Tasks for this exercise.
1/ In the American Copper Corp. filing, what aggregate purchase price did the Purchaser pay for the Shares?
2/ Copy word for word the passage of the American Copper Corp. filing that opens with the words containing "Item 5.01 Changes" and closes with "herein by reference.".

Document text.
Pursuant to Section 13 or 15(d) of the

Securities Exchange Act of 1934

 

Date of Report: December 17, 2012

 

American Copper Corp.

 

(Exact name of registrant as specified in its charter)

 

Nevada 333-163815 98-0642409
(State or Other (Commission File (IRS Employer
Jurisdiction of Number) Identification No.)
Incorporation)    

 

1600 Broadway, Suite 1600

Denver, Colorado 80202 

(Address of principal executive offices)(Zip Code)

 

Tel. (303)386-7203

Registrant's telephone number, including area code

 

Farmacia Corporation

204/2 Alba Yulie Street. Suite 68

Kishineu, MD 2001, Moldova

 

 (Former Name or Former Address if Changed Since Last Report)

 

 Check the appropriate box below if the Form 8-K filing is intended to simultaneously satisfy the filing obligation of the registrant under any of the following provisions (see General Instruction A.2. below):

 

  o   Written communications pursuant to Rule 425 under the Securities Act (17 CFR 230.425)

 

  o   Soliciting material pursuant to Rule 14a-12 under the Exchange Act (17 CFR 240.14a-12)

 

  o   Pre-commencement communications pursuant to Rule 14d-2(b) under the Exchange Act (17 CFR 240.14d-2(b))

 

  o   Pre-commencement communications pursuant to Rule 13e-4(c) under the Exchange Act (17 CFR 240.13e-4(c))

 

 
 

 

Item 1.01 Entry into a Material Definitive Agreement.

 

Stock Purchase Agreement

 

On December 17, 2012, Farmacia Corporation (the “Company”), Irina Cudina (the “Seller”) and Alexander Stanbury (the “Purchaser”) entered into and closed a stock purchase agreement (the “Stock Purchase Agreement”), whereby the Purchaser purchased from the Seller, 1,100,000 shares of common stock, par value $0.00001 per share, of the Company (the “Shares”), representing approximately 52% of the issued and outstanding shares of the Company, for an aggregate purchase price of $40,000 (the “Purchase Price”) (the “Stock Purchase”). Prior to the closing of the Stock Purchase Agreement, Seller was our President, Chief Executive Officer, Secretary, Treasurer, Chief Financial Officer, sole director, and majority shareholder.

 

The foregoing description of the terms of the Stock Purchase Agreement is qualified in its entirety by reference to the provisions of the agreement filed as Exhibit 10.1 to this report, which is incorporated by reference herein.

 

Item 5.01 Changes in Control of Registrant.

 

Reference is made to the disclosure set forth under Items 1.01 and 5.02 of this Report, which disclosure is incorporated herein by reference.

 

Item 5.02 Departure of Directors or Certain Officers; Election of Directors; Appointment of Certain Officers; Compensatory Arrangement of Certain Officers.

 

In connection with the closing of the Stock Purchase Agreement, on December 17, 2012, Irina Cudina submitted to the Company a resignation letter pursuant to which she resigned from her positions as President, Chief Executive Officer, Secretary, Treasurer, Chief Financial Officer, and member of the board of directors of the Company. Ms. Cudina’s resignation was not a result of any disagreements relating to the Company’s operations, policies or practices.

Annotated element listings:
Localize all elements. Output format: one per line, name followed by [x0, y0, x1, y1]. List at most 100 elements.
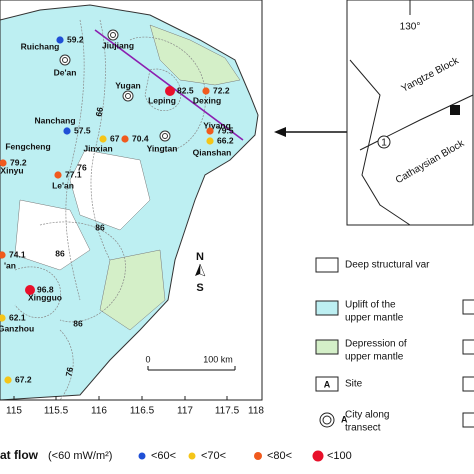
legend-swatch: [315, 257, 339, 273]
scale-label: 0: [145, 354, 150, 364]
map-border: [0, 0, 263, 401]
legend-swatch: [462, 339, 474, 355]
x-tick-label: 116: [91, 406, 107, 417]
legend-dot: [188, 452, 196, 460]
contour: [144, 68, 182, 111]
site-symbol: A: [324, 379, 331, 389]
study-area: [450, 105, 460, 115]
coastline: [349, 59, 411, 226]
contour: [39, 221, 126, 323]
heat-flow-site: [25, 285, 35, 295]
city-label: Nanchang: [34, 115, 75, 125]
x-tick-label: 115.5: [44, 406, 69, 417]
scale-bar: 0 100 km: [145, 354, 236, 371]
fault-marker: [377, 135, 391, 149]
city-label: Qianshan: [193, 147, 232, 157]
heat-flow-site: [0, 314, 6, 322]
contour: [90, 19, 111, 261]
heat-flow-site: [99, 135, 107, 143]
transect-line: [94, 29, 244, 141]
legend-dot: [254, 452, 262, 460]
block-boundary: [359, 94, 474, 151]
legend: A A: [315, 257, 474, 428]
heat-flow-label: 79.5: [217, 125, 234, 135]
heat-flow-site: [202, 87, 210, 95]
city-label: Leping: [148, 95, 176, 105]
legend-class: <60<: [151, 450, 176, 462]
legend-label: upper mantle: [345, 313, 404, 324]
contour-label: 86: [73, 318, 83, 328]
city-label: Yugan: [115, 80, 141, 90]
legend-label: Site: [345, 379, 363, 390]
heat-flow-label: 72.2: [213, 85, 230, 95]
scale-label: 100 km: [203, 354, 233, 364]
deep-structure-zone: [69, 149, 151, 231]
heat-flow-label: 62.1: [9, 312, 26, 322]
heat-flow-label: 74.1: [9, 249, 26, 259]
city-label: 'an: [4, 260, 16, 270]
heat-flow-label: 70.4: [132, 133, 149, 143]
city-label: Fengcheng: [5, 141, 50, 151]
depression-zone: [149, 24, 241, 86]
heat-flow-label: 67.2: [15, 374, 32, 384]
south-label: S: [196, 282, 203, 294]
legend-dot: [138, 452, 146, 460]
heat-flow-unit: (<60 mW/m²): [48, 450, 112, 462]
deep-structure-zone: [14, 199, 91, 271]
heat-flow-label: 66.2: [217, 135, 234, 145]
legend-label: upper mantle: [345, 352, 404, 363]
heat-flow-site: [0, 159, 7, 167]
heat-flow-label: 59.2: [67, 34, 84, 44]
heat-flow-site: [206, 137, 214, 145]
city-label: Yiyang: [203, 120, 231, 130]
legend-swatch: [315, 376, 339, 392]
x-tick-label: 115: [6, 406, 22, 417]
arrow: [199, 263, 206, 277]
north-label: N: [196, 251, 204, 263]
city-label: De'an: [54, 67, 77, 77]
fault-label: 1: [381, 138, 387, 149]
contour-label: 66: [94, 106, 106, 117]
arrow: [195, 264, 200, 276]
heat-flow-site: [54, 171, 62, 179]
contour: [65, 19, 85, 301]
north-arrow: N S: [195, 251, 206, 294]
city-label: Le'an: [52, 180, 74, 190]
legend-dot: [312, 450, 324, 462]
city-label: Ganzhou: [0, 323, 34, 333]
legend-class: <70<: [201, 450, 226, 462]
legend-class: <80<: [267, 450, 292, 462]
city-label: Yingtan: [147, 143, 178, 153]
heat-flow-legend: at flow (<60 mW/m²): [0, 448, 112, 462]
city-label: Ruichang: [21, 41, 60, 51]
x-tick-label: 117.5: [215, 406, 240, 417]
heat-flow-site: [4, 376, 12, 384]
x-tick-label: 118: [248, 406, 264, 417]
heat-flow-label: 82.5: [177, 85, 194, 95]
x-tick-label: 117: [177, 406, 193, 417]
city-label: Xinyu: [0, 165, 23, 175]
city-label: Dexing: [193, 95, 221, 105]
heat-flow-site: [0, 251, 6, 259]
city-symbol: [322, 415, 332, 425]
inset-map: 130° Yangtze Block Cathaysian Block 1: [346, 0, 474, 226]
x-tick-label: 116.5: [130, 406, 155, 417]
contour-label: 86: [55, 248, 65, 258]
contour: [59, 329, 74, 401]
heat-flow-label: 67: [110, 133, 120, 143]
legend-label: Deep structural var: [345, 260, 430, 271]
legend-swatch: [462, 299, 474, 315]
city-label: Jinxian: [83, 143, 112, 153]
city-symbol-letter: A: [341, 414, 348, 424]
legend-label: transect: [345, 423, 381, 434]
contour-label: 76: [64, 366, 76, 377]
heat-flow-label: 57.5: [74, 125, 91, 135]
contour-label: 76: [77, 162, 87, 172]
legend-label: Depression of: [345, 339, 407, 350]
city-label: Jiujiang: [102, 40, 134, 50]
contour: [14, 266, 61, 319]
heat-flow-label: 77.1: [65, 169, 82, 179]
city-symbol: [110, 32, 116, 38]
heat-flow-title: at flow: [0, 448, 39, 462]
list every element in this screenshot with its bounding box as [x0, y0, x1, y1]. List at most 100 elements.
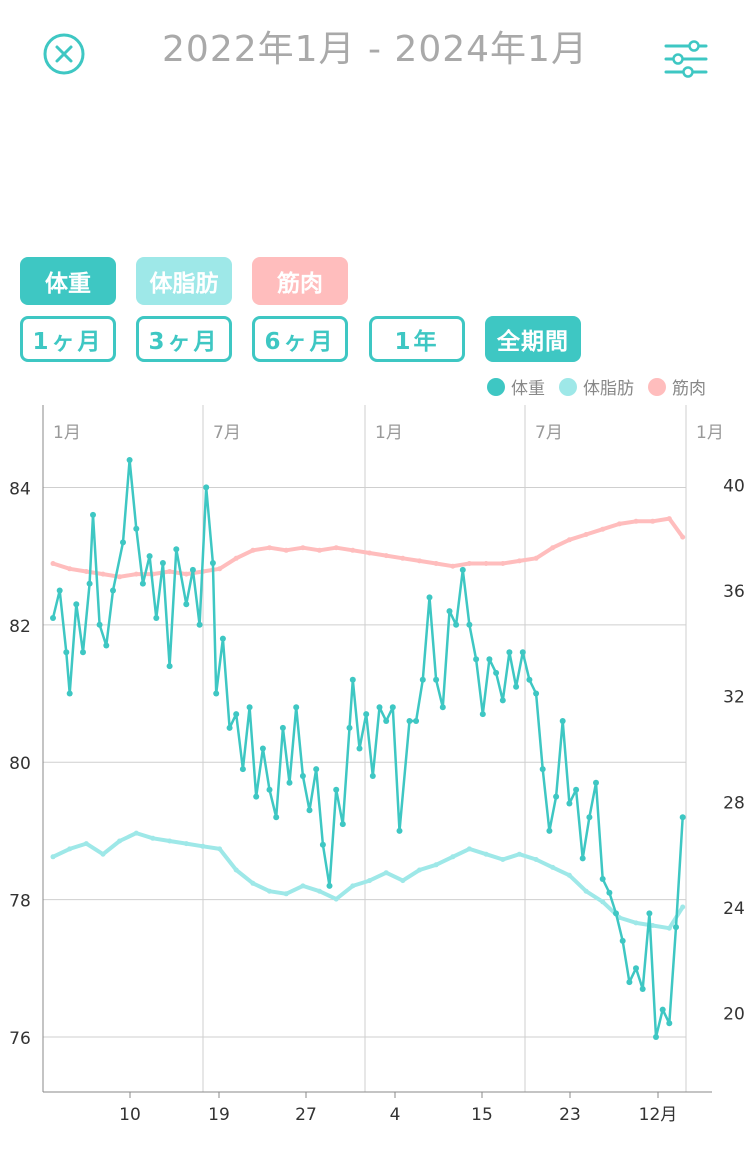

Solved problems.
1/ $40,000

2/
Item 5.01 Changes in Control of Registrant.

 

Reference is made to the disclosure set forth under Items 1.01 and 5.02 of this Report, which disclosure is incorporated herein by reference.